Copy every line in which the string "entier" occurs.

=== Saved entries ===
-.-.-
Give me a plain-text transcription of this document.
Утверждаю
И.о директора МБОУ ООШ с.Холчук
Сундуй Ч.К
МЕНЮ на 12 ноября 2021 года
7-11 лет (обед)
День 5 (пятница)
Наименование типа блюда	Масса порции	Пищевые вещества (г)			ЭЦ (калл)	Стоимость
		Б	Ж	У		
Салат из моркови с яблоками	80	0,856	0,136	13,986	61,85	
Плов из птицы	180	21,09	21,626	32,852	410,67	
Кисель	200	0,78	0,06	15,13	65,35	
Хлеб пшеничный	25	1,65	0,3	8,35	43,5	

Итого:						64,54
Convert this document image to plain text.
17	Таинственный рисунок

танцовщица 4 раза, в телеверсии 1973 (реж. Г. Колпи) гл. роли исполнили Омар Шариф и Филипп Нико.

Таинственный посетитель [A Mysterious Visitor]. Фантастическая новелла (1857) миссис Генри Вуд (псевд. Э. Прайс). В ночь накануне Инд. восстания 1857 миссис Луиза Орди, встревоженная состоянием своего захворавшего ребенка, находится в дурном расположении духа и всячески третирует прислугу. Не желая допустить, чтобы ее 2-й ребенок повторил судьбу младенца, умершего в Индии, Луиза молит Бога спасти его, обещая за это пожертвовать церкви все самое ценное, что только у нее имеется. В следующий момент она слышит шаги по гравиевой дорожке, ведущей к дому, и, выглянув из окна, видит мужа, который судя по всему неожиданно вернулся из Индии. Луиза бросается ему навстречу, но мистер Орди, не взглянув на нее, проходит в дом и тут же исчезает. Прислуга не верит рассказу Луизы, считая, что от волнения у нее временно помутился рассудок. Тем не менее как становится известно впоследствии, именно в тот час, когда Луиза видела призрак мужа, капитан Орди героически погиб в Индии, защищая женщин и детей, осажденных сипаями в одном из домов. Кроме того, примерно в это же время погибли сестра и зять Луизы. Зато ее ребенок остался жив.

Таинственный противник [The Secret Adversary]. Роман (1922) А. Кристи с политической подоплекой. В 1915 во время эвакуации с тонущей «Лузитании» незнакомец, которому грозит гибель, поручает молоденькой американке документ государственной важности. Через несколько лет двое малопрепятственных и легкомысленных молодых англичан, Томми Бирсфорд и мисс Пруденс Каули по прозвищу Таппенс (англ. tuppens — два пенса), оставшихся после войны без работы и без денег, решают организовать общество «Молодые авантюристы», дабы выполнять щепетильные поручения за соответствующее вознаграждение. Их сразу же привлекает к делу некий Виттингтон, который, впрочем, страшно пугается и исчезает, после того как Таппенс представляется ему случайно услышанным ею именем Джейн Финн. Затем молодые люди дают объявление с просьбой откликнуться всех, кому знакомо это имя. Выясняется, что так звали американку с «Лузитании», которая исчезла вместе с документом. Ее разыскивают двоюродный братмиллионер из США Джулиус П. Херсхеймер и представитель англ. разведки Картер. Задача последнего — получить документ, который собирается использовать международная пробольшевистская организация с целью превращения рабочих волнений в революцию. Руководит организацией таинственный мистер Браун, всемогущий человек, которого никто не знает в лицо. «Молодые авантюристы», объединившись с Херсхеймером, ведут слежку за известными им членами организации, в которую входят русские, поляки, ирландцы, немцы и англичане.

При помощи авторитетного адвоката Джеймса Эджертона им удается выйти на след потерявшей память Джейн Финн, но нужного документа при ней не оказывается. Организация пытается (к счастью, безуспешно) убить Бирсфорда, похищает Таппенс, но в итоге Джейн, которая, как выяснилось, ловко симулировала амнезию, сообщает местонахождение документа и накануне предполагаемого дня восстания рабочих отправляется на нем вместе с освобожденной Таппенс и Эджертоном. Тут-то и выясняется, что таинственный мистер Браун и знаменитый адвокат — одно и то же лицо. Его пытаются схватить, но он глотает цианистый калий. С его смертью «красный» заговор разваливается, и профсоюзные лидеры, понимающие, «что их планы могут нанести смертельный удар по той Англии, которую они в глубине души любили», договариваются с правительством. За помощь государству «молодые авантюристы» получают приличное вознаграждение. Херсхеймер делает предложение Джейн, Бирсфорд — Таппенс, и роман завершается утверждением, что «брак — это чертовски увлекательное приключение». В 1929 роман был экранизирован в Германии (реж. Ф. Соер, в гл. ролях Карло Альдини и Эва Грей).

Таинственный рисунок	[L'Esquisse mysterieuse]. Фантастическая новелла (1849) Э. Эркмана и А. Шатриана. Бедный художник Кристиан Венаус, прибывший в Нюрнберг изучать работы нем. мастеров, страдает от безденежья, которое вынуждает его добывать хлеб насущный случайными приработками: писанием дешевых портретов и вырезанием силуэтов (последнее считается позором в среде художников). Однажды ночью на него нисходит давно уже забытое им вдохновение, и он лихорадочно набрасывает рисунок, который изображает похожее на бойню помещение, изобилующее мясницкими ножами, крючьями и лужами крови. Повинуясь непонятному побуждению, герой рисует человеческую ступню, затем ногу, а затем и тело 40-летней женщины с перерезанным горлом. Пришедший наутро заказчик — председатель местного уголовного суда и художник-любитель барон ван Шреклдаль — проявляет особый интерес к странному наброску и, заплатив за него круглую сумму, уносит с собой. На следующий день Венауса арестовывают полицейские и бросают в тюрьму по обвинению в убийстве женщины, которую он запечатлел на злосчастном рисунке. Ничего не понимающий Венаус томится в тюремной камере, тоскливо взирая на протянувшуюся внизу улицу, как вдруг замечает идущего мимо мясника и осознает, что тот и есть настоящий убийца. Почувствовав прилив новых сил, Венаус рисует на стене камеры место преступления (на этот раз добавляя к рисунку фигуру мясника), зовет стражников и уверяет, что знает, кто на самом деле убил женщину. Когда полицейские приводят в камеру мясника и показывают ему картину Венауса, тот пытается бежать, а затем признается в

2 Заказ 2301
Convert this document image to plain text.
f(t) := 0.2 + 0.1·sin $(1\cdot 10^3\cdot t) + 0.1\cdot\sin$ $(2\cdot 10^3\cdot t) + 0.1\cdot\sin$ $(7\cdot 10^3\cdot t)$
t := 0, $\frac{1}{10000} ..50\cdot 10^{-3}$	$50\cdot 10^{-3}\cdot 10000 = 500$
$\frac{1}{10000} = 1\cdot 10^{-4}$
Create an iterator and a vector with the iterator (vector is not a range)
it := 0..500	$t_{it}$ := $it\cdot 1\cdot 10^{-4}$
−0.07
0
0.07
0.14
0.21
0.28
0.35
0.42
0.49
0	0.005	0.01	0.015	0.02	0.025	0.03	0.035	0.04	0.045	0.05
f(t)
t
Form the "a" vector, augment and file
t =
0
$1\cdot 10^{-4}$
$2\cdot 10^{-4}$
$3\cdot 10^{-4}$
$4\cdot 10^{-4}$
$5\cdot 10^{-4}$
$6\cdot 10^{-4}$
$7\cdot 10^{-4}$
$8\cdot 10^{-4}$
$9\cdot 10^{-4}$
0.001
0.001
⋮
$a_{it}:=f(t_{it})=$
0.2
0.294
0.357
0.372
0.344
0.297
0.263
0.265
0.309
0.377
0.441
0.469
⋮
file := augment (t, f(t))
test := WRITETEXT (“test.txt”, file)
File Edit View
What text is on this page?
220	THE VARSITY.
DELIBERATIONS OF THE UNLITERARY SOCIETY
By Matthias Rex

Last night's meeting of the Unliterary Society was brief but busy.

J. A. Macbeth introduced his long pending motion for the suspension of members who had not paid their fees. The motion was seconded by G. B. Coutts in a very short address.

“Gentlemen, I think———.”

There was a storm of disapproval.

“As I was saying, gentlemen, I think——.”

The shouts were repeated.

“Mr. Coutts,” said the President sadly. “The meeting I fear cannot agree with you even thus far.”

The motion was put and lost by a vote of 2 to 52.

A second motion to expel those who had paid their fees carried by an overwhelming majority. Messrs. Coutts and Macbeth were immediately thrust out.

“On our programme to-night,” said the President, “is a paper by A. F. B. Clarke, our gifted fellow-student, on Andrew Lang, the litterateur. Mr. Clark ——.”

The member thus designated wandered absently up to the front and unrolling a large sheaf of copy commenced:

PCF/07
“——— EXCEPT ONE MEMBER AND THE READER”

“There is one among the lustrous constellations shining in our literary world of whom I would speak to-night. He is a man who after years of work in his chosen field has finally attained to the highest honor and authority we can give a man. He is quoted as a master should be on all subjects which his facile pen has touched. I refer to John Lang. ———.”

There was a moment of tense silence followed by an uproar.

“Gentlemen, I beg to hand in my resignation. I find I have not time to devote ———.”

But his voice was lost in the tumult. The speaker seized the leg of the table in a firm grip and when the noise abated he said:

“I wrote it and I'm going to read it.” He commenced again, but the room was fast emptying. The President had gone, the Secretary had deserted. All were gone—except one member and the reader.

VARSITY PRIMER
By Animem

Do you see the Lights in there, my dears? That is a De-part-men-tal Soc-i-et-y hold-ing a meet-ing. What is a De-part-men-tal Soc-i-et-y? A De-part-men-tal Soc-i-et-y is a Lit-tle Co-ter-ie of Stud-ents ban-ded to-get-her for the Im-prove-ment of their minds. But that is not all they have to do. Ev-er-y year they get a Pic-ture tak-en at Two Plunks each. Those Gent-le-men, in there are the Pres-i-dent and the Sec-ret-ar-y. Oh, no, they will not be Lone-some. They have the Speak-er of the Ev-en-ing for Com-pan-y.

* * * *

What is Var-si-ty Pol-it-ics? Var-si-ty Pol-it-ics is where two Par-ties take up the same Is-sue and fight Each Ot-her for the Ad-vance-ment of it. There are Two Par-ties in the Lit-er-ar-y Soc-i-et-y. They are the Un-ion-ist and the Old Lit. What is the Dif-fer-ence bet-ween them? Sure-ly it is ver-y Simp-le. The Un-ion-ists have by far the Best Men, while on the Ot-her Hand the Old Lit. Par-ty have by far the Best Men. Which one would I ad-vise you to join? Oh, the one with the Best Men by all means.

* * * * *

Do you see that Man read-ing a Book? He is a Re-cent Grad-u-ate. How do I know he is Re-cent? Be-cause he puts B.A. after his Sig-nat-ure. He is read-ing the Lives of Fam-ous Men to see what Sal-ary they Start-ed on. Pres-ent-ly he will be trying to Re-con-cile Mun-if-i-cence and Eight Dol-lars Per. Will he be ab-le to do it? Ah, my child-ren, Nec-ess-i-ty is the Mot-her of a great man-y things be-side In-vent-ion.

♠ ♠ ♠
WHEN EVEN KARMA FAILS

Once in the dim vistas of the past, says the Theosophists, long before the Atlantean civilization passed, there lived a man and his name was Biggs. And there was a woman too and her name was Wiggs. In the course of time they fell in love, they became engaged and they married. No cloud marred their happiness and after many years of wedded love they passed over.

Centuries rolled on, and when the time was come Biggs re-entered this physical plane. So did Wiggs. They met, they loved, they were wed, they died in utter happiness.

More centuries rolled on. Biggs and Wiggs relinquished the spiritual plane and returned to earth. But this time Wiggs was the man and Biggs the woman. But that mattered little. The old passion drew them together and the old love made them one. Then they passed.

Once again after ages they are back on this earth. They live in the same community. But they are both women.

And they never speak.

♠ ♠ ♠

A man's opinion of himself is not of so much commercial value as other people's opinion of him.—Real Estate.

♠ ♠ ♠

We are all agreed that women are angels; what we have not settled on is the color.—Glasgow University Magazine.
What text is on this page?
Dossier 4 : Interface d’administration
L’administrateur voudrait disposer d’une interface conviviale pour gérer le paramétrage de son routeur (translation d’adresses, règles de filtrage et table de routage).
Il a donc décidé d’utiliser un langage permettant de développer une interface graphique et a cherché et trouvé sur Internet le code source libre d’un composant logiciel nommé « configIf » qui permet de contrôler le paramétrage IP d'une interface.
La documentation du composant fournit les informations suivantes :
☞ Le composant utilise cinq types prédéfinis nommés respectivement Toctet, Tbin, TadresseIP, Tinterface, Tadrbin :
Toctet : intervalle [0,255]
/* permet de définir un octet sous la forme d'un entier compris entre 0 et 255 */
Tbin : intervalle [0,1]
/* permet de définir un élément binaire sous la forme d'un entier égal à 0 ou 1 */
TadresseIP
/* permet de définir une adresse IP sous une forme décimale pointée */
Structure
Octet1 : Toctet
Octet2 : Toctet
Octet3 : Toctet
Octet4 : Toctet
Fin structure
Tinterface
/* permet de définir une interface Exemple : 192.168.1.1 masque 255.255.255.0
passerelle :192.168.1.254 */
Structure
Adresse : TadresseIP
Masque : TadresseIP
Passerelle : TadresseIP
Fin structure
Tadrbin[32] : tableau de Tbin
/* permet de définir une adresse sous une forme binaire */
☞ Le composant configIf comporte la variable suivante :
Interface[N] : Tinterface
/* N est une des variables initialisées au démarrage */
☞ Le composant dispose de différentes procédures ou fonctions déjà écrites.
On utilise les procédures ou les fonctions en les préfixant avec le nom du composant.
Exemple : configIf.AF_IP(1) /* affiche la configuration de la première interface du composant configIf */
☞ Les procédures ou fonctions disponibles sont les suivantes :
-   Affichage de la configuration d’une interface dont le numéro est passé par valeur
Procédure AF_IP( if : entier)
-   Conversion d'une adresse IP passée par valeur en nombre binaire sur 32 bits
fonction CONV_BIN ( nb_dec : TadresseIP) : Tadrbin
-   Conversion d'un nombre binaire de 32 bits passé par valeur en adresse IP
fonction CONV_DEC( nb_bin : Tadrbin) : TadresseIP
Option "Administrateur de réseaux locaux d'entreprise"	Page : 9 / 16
-.-.-
=== Exercise result ===
/* permet de définir un octet sous la forme d'un entier compris entre 0 et 255 */
/* permet de définir un élément binaire sous la forme d'un entier égal à 0 ou 1 */
Procédure AF_IP( if : entier)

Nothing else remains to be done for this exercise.